Return each line of the listing that contains the string "name".

start

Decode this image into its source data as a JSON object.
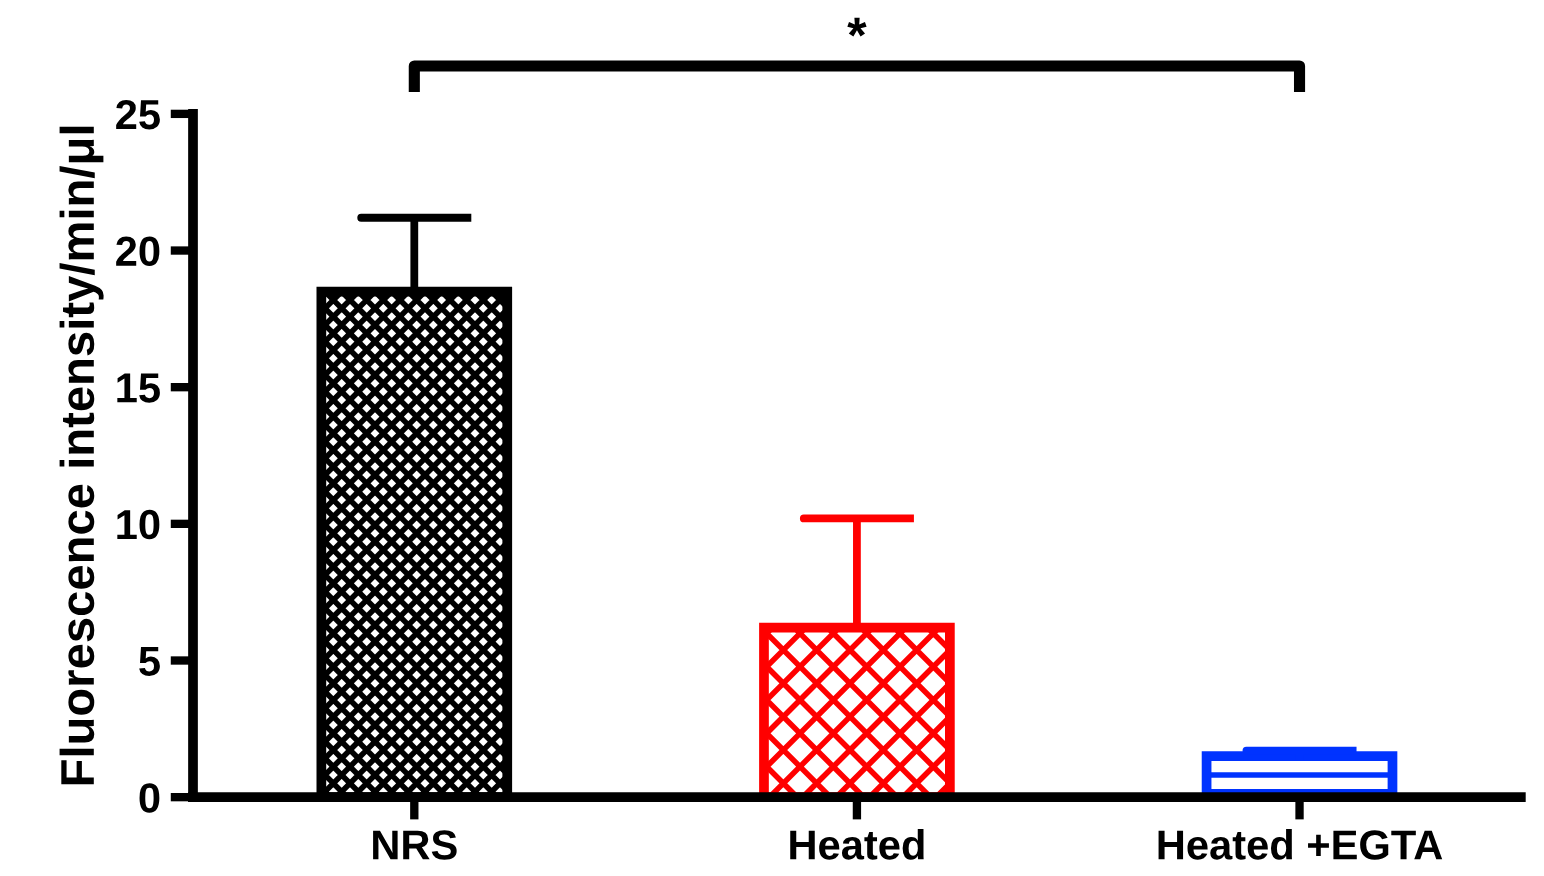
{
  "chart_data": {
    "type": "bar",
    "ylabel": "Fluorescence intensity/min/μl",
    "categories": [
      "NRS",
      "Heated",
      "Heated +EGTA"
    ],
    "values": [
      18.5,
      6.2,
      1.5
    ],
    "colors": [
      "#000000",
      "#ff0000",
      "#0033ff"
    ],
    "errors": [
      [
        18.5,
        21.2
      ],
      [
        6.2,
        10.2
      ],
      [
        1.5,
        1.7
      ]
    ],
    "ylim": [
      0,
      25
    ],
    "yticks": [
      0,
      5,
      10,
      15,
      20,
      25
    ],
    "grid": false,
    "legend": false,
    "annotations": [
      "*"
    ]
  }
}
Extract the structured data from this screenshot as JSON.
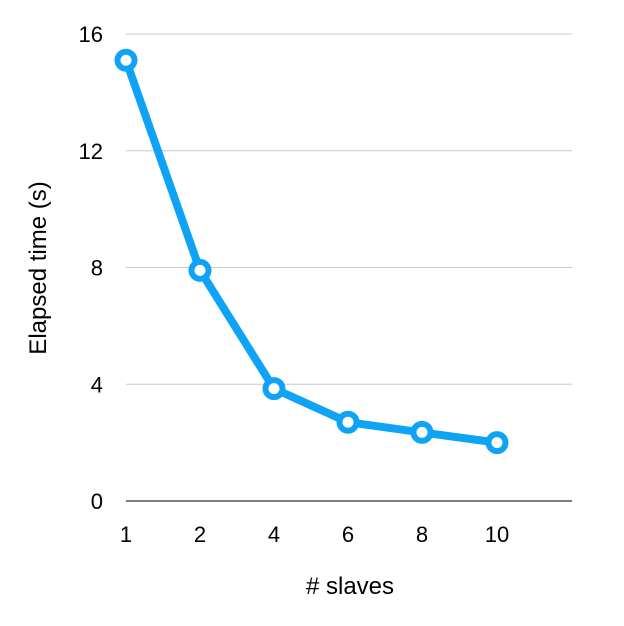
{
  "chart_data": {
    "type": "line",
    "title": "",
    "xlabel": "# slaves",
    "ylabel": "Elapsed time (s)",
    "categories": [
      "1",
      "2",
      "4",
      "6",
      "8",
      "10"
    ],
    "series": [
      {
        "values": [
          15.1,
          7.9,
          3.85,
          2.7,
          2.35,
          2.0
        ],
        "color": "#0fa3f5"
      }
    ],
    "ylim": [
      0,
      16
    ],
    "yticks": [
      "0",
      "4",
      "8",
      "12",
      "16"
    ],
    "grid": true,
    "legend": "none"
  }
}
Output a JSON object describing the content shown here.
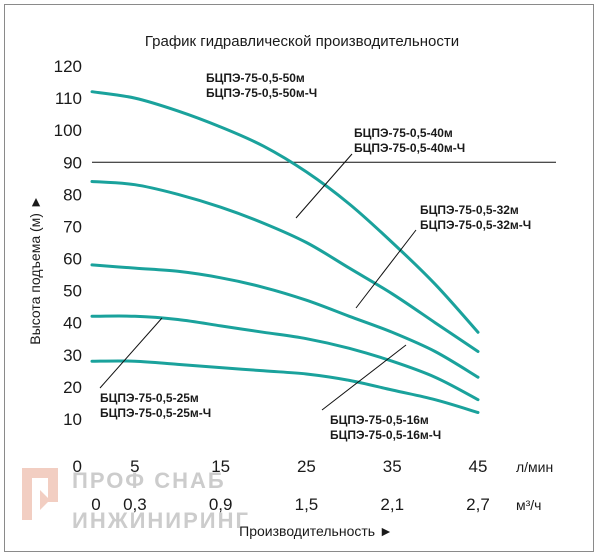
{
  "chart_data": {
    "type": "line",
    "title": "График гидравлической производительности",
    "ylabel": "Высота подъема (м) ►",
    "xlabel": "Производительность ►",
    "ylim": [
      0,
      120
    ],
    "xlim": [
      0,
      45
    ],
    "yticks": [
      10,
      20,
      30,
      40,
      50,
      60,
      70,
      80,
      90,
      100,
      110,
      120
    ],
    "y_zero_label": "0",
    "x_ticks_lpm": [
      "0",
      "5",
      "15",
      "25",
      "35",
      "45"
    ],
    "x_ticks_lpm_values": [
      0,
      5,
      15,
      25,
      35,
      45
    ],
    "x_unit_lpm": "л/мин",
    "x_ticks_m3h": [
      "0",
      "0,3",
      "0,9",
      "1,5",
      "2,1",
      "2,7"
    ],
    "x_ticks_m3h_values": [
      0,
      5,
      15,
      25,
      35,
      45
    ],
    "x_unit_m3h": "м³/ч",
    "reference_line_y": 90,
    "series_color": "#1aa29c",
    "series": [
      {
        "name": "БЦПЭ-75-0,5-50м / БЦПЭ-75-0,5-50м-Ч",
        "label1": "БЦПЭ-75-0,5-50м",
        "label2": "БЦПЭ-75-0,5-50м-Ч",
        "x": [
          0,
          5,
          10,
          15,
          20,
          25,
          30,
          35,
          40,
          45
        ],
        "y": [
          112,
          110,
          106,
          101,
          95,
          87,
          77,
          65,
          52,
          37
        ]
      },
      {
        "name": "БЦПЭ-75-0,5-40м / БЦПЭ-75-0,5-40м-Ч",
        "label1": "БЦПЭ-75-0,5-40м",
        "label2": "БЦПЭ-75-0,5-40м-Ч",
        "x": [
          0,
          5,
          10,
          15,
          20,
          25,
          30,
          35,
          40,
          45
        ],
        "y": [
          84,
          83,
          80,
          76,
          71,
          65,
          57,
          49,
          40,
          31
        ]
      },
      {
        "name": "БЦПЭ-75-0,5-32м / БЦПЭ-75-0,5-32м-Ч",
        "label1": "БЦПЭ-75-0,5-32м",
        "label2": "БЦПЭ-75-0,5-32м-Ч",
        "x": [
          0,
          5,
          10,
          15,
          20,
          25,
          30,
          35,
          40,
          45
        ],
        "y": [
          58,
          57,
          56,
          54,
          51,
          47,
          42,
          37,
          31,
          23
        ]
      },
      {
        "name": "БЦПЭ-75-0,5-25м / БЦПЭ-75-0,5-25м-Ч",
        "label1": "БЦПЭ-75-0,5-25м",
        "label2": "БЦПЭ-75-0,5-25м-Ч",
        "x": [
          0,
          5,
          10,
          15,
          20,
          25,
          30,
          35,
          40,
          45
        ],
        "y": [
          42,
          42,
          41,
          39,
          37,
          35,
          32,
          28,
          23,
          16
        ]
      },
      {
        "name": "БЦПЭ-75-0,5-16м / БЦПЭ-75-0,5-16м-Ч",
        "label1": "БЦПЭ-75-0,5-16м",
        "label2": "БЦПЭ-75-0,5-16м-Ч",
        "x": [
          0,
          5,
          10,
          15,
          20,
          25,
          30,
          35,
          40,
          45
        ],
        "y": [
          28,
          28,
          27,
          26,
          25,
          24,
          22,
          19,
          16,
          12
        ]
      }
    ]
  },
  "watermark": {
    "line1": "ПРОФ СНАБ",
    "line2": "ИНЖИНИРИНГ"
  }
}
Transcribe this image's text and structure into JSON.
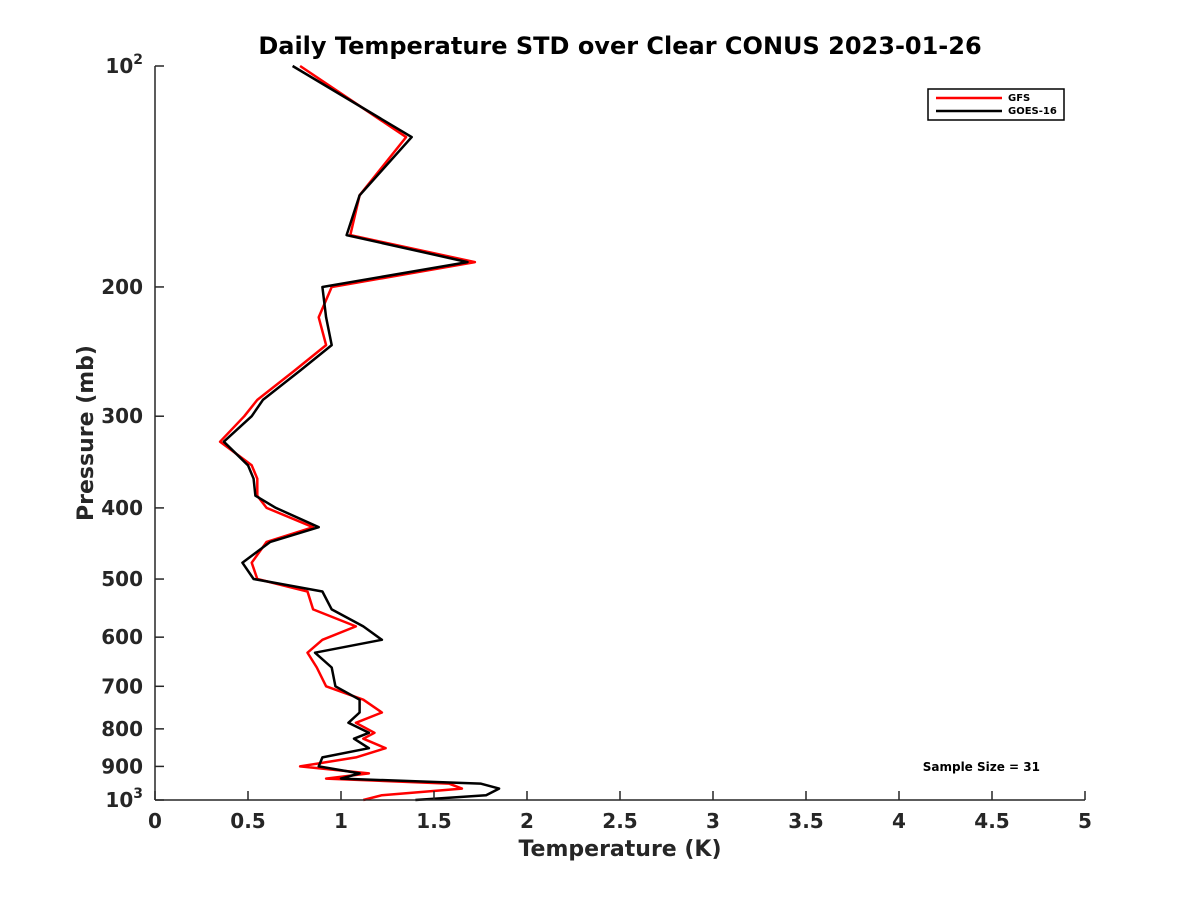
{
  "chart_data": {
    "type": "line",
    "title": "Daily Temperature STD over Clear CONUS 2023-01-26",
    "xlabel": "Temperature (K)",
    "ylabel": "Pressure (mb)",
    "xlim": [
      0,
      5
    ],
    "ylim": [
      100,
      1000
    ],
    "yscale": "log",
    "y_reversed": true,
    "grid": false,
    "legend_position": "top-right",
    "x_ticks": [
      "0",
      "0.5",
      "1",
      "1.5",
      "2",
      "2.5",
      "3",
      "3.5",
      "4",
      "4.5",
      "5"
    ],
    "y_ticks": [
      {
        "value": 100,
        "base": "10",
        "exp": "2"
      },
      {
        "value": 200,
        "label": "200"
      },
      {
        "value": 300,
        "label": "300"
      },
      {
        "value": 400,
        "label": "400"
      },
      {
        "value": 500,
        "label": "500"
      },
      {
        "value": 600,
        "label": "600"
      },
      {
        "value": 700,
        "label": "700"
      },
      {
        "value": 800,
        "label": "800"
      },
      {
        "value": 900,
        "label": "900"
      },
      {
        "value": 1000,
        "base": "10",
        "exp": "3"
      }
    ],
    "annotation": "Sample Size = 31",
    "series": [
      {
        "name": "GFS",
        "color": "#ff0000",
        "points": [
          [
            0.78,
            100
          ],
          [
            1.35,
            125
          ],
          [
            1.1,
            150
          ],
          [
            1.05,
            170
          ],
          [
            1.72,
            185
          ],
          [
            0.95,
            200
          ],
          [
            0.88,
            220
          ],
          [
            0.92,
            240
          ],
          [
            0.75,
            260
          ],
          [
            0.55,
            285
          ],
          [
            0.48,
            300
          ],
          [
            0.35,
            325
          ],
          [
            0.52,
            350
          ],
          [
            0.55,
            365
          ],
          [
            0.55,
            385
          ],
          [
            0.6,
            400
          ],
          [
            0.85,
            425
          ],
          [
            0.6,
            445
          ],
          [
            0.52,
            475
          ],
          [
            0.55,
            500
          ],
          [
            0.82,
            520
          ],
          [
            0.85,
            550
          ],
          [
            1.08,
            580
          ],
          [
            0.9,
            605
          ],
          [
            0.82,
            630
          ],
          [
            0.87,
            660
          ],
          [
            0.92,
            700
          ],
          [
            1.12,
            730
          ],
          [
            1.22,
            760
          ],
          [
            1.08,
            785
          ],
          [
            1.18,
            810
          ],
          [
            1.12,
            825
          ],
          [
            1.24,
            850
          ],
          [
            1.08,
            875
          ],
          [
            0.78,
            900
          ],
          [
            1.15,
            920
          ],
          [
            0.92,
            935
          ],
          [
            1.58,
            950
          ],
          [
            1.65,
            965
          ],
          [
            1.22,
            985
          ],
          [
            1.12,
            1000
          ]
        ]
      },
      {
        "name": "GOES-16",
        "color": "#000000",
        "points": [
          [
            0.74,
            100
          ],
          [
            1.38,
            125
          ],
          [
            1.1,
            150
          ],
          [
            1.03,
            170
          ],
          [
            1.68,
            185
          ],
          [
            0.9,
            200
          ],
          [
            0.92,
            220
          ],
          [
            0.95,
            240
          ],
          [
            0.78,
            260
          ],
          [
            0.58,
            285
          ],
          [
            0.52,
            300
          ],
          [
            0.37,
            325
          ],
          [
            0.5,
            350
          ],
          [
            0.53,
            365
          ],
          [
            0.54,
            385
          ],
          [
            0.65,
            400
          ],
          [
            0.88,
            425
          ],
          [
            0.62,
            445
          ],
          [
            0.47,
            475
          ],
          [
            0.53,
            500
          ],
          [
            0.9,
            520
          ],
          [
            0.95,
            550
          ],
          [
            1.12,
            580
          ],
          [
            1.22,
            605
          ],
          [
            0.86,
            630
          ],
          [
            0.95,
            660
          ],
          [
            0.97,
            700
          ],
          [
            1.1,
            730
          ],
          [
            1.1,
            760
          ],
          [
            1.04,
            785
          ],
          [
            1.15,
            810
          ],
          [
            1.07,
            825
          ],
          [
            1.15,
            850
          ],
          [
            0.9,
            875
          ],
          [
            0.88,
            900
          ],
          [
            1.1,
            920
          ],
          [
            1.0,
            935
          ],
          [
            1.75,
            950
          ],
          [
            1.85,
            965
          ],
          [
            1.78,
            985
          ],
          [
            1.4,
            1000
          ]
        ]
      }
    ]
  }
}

end

Answer:
        "name": "БЦПЭ-75-0,5-50м / БЦПЭ-75-0,5-50м-Ч",
        "name": "БЦПЭ-75-0,5-40м / БЦПЭ-75-0,5-40м-Ч",
        "name": "БЦПЭ-75-0,5-32м / БЦПЭ-75-0,5-32м-Ч",
        "name": "БЦПЭ-75-0,5-25м / БЦПЭ-75-0,5-25м-Ч",
        "name": "БЦПЭ-75-0,5-16м / БЦПЭ-75-0,5-16м-Ч",
        "name": "GFS",
        "name": "GOES-16",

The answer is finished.